(Spatial layout entries)
────────────────────

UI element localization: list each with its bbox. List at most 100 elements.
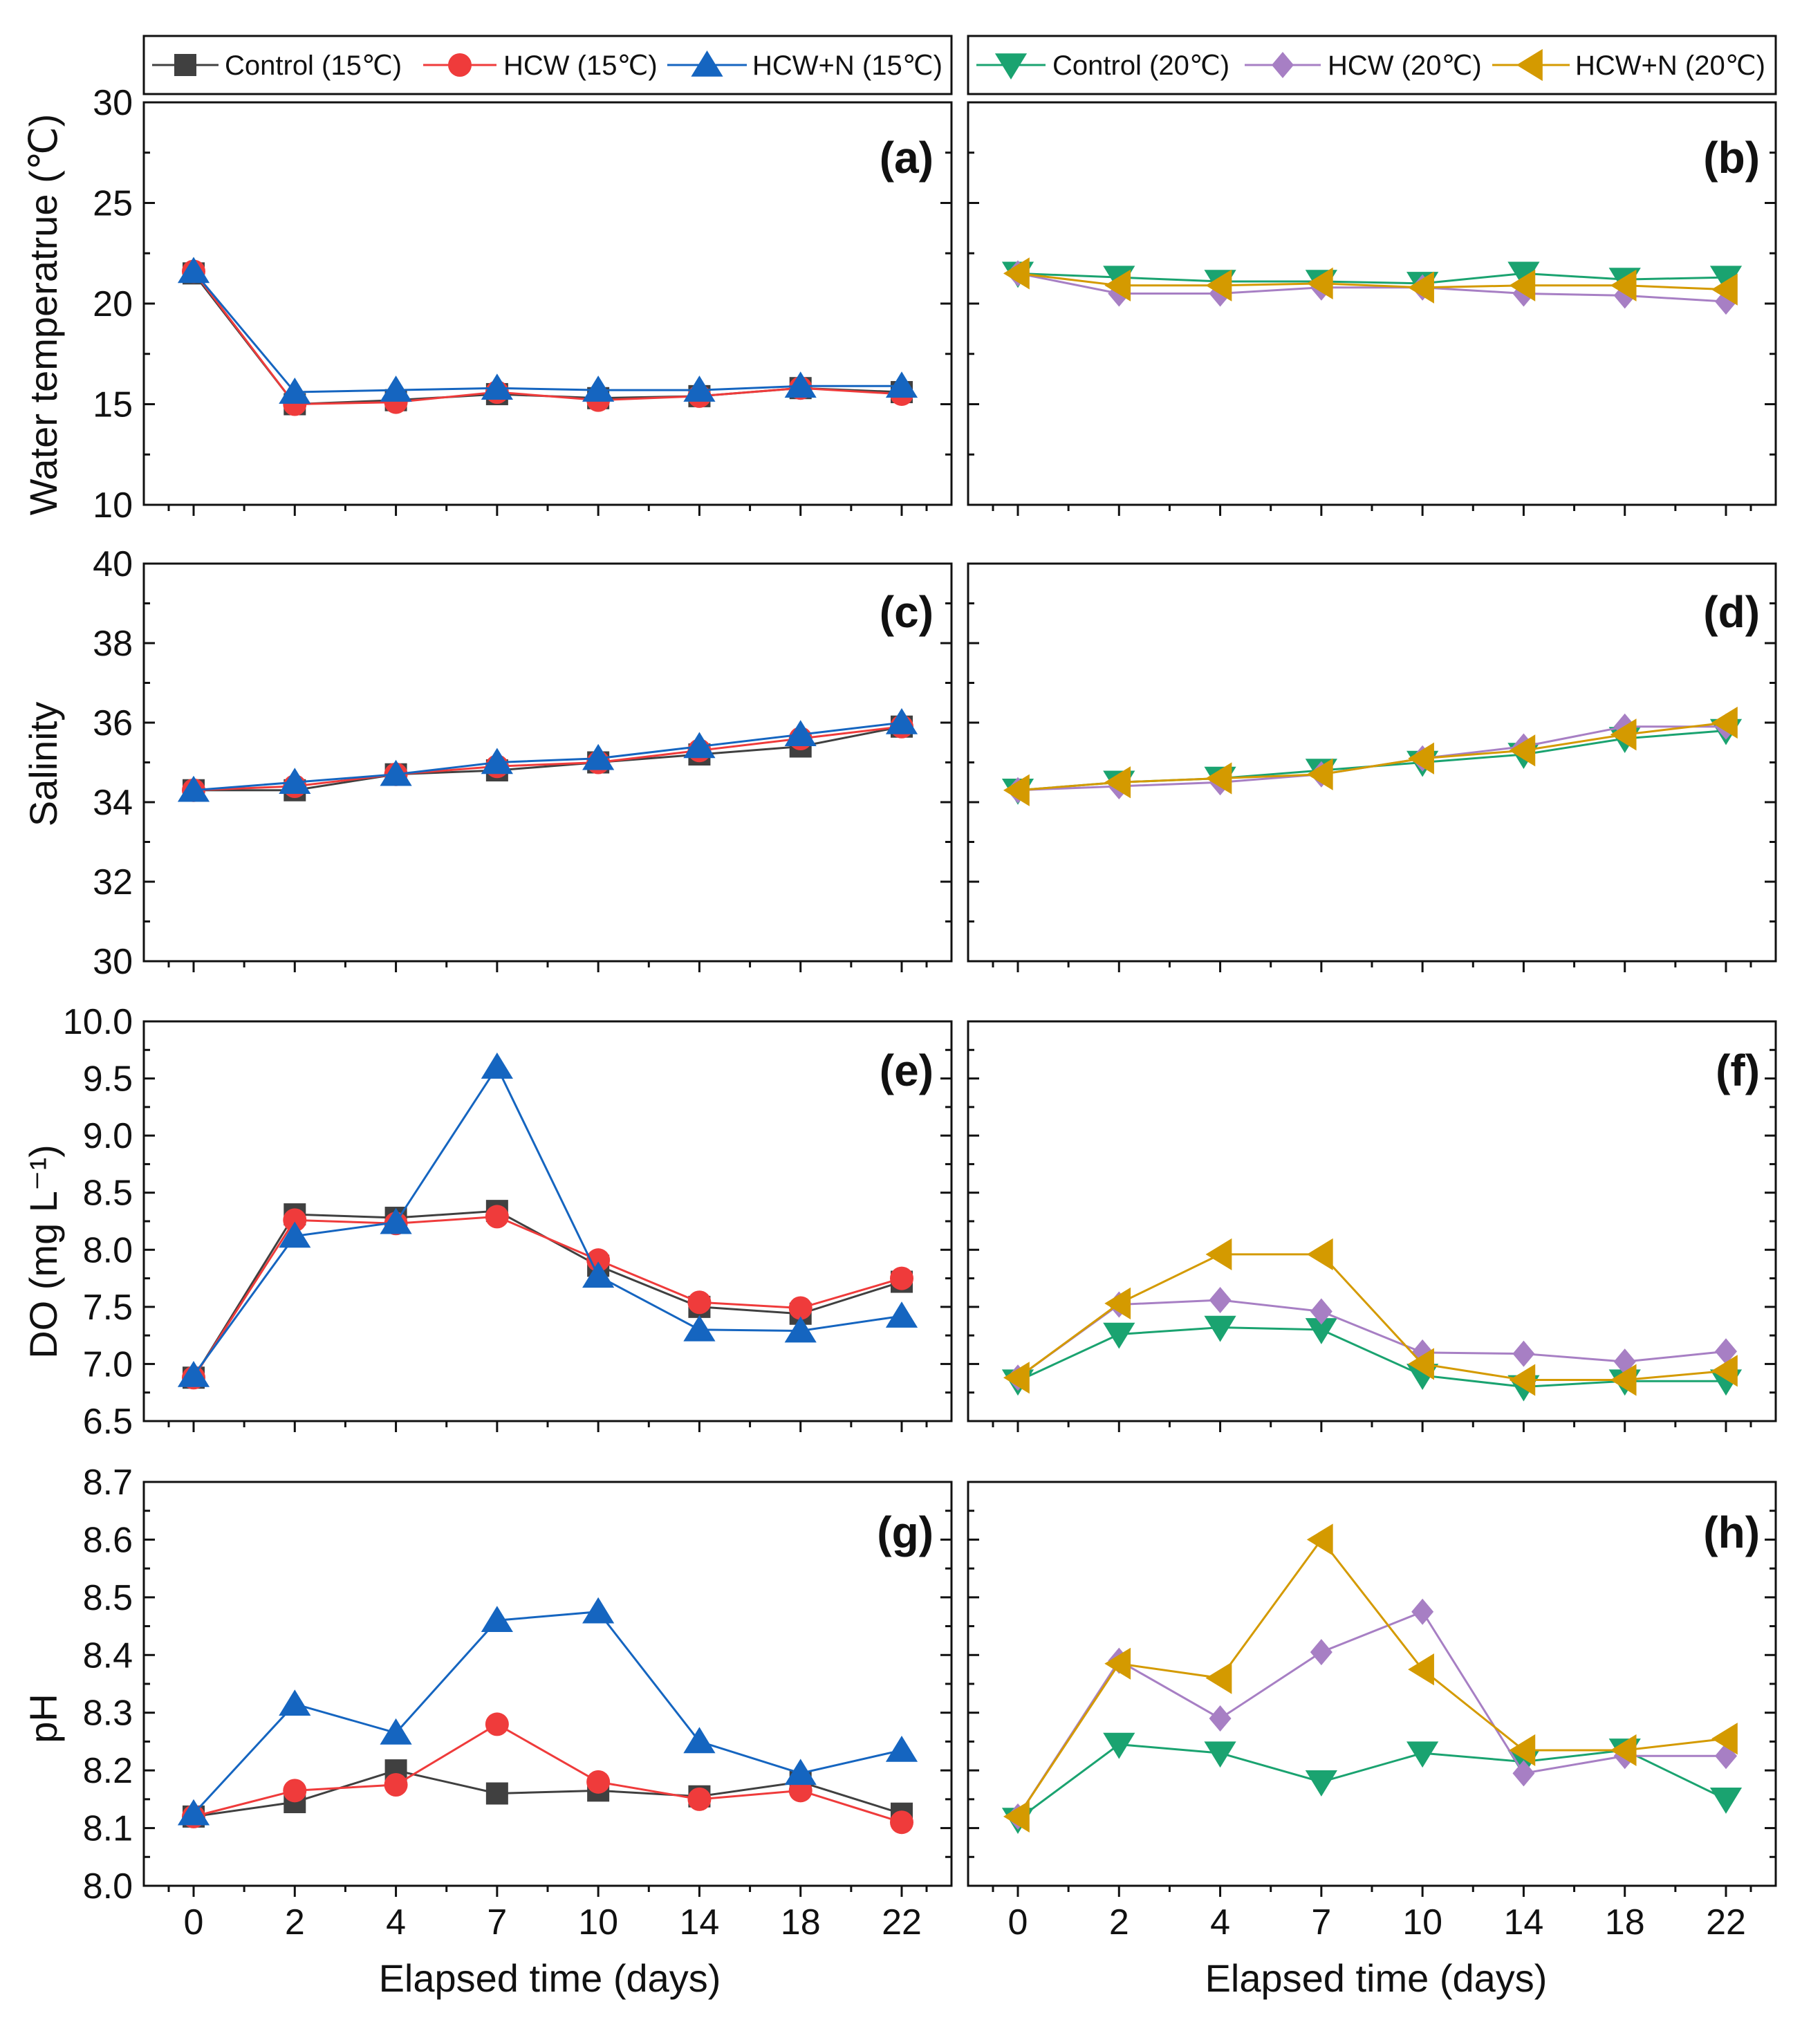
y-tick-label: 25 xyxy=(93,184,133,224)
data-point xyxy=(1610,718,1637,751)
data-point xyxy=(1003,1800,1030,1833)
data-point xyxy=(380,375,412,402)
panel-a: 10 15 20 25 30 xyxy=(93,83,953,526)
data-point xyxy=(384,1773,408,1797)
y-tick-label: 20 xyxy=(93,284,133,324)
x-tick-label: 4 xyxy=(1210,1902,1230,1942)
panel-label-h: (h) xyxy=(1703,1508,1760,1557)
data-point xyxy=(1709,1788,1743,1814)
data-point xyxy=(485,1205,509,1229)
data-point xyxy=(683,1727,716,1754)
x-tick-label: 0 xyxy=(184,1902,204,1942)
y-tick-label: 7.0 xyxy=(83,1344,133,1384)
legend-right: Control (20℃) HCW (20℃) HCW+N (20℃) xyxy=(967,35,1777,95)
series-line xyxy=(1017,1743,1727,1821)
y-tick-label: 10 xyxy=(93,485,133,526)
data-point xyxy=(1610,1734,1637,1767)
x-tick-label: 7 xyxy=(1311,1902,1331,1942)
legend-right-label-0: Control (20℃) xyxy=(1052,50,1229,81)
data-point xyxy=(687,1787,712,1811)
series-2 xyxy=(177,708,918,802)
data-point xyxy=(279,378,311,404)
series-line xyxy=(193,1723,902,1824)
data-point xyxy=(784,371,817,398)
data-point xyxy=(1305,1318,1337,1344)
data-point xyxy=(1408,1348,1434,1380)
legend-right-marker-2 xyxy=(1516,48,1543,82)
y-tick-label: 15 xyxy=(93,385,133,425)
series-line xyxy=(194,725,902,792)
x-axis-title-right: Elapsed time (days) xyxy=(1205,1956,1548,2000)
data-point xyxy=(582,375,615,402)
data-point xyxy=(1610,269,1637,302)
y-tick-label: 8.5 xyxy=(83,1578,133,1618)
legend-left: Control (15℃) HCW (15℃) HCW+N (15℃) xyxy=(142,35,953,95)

────────────────────

What is expected ▸ Reproduce verbatim the lines that begin with the one containing "y-tick-label: 25 xyxy=(93,184,133,224)" and end with the one containing "y-tick-label: 7.0 xyxy=(83,1344,133,1384)", including both of these.

Exercise result ▸
y-tick-label: 25 xyxy=(93,184,133,224)
data-point xyxy=(1610,718,1637,751)
data-point xyxy=(1003,1800,1030,1833)
data-point xyxy=(380,375,412,402)
panel-a: 10 15 20 25 30 xyxy=(93,83,953,526)
data-point xyxy=(384,1773,408,1797)
y-tick-label: 20 xyxy=(93,284,133,324)
x-tick-label: 4 xyxy=(1210,1902,1230,1942)
panel-label-h: (h) xyxy=(1703,1508,1760,1557)
data-point xyxy=(1709,1788,1743,1814)
data-point xyxy=(485,1205,509,1229)
data-point xyxy=(683,1727,716,1754)
x-tick-label: 0 xyxy=(184,1902,204,1942)
y-tick-label: 7.0 xyxy=(83,1344,133,1384)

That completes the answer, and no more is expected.